[START GIVEN RECORDS]
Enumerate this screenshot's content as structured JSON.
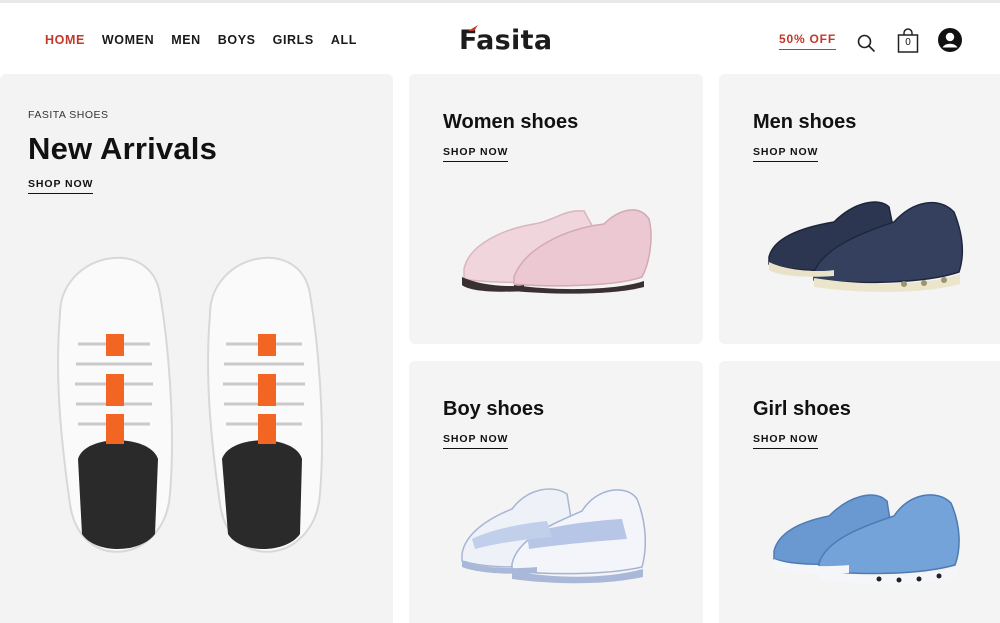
{
  "header": {
    "nav": [
      "HOME",
      "WOMEN",
      "MEN",
      "BOYS",
      "GIRLS",
      "ALL"
    ],
    "active_nav": "HOME",
    "logo": "Fasita",
    "offer": "50% OFF",
    "cart_count": "0",
    "icons": [
      "search-icon",
      "shopping-bag-icon",
      "user-account-icon"
    ]
  },
  "hero": {
    "eyebrow": "FASITA SHOES",
    "title": "New Arrivals",
    "cta": "SHOP NOW"
  },
  "categories": [
    {
      "title": "Women shoes",
      "cta": "SHOP NOW"
    },
    {
      "title": "Men shoes",
      "cta": "SHOP NOW"
    },
    {
      "title": "Boy shoes",
      "cta": "SHOP NOW"
    },
    {
      "title": "Girl shoes",
      "cta": "SHOP NOW"
    }
  ],
  "colors": {
    "accent": "#c0392b",
    "card_bg": "#f4f4f4",
    "text": "#111111"
  }
}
[END GIVEN RECORDS]
**EXERCISE DETAILS:** Return to the listing above and set it down exactly, leaving out its pictures.

**EXERCISE RESPONSE:**
Enumerate this screenshot's content as structured JSON.
{
  "header": {
    "nav": [
      "HOME",
      "WOMEN",
      "MEN",
      "BOYS",
      "GIRLS",
      "ALL"
    ],
    "active_nav": "HOME",
    "logo": "Fasita",
    "offer": "50% OFF",
    "cart_count": "0",
    "icons": [
      "search-icon",
      "shopping-bag-icon",
      "user-account-icon"
    ]
  },
  "hero": {
    "eyebrow": "FASITA SHOES",
    "title": "New Arrivals",
    "cta": "SHOP NOW"
  },
  "categories": [
    {
      "title": "Women shoes",
      "cta": "SHOP NOW"
    },
    {
      "title": "Men shoes",
      "cta": "SHOP NOW"
    },
    {
      "title": "Boy shoes",
      "cta": "SHOP NOW"
    },
    {
      "title": "Girl shoes",
      "cta": "SHOP NOW"
    }
  ],
  "colors": {
    "accent": "#c0392b",
    "card_bg": "#f4f4f4",
    "text": "#111111"
  }
}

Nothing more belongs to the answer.